● **WRITTEN EXERCISE**: Out of the lines below, please list those that hold the string "Government".
------------------------
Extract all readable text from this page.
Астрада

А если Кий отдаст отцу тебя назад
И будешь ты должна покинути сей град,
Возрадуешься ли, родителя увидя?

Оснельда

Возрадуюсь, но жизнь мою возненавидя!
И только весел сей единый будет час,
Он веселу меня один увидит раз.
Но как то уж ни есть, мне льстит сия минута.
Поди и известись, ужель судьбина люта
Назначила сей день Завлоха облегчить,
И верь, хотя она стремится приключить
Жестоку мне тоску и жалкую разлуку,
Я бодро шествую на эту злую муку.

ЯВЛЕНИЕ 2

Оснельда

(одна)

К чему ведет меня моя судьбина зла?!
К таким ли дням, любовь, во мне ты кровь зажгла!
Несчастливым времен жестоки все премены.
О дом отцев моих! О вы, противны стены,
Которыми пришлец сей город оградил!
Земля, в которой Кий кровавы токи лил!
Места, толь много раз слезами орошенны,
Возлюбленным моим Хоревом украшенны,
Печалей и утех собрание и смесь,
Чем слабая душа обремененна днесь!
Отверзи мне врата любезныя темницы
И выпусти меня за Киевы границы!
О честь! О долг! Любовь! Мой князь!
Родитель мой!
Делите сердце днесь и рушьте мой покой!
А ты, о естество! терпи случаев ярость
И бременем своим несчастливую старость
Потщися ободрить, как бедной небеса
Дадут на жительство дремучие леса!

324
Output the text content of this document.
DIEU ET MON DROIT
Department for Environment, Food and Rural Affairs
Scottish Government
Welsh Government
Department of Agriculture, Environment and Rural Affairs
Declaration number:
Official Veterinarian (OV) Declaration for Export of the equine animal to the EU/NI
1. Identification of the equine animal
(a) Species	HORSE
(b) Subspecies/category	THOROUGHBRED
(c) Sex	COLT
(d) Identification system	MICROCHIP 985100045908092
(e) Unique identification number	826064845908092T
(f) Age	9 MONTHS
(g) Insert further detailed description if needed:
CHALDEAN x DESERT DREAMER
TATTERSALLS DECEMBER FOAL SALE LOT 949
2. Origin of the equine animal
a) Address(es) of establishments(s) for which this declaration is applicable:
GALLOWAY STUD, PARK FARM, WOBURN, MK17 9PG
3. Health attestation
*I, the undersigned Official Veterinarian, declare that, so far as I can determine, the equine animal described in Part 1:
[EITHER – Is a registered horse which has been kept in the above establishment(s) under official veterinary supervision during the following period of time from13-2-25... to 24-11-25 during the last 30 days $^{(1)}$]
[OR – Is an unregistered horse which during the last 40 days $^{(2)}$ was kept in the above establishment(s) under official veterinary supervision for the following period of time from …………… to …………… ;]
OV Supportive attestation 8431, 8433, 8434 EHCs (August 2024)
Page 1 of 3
------------------------
● **RESULT**:
Scottish Government
Welsh Government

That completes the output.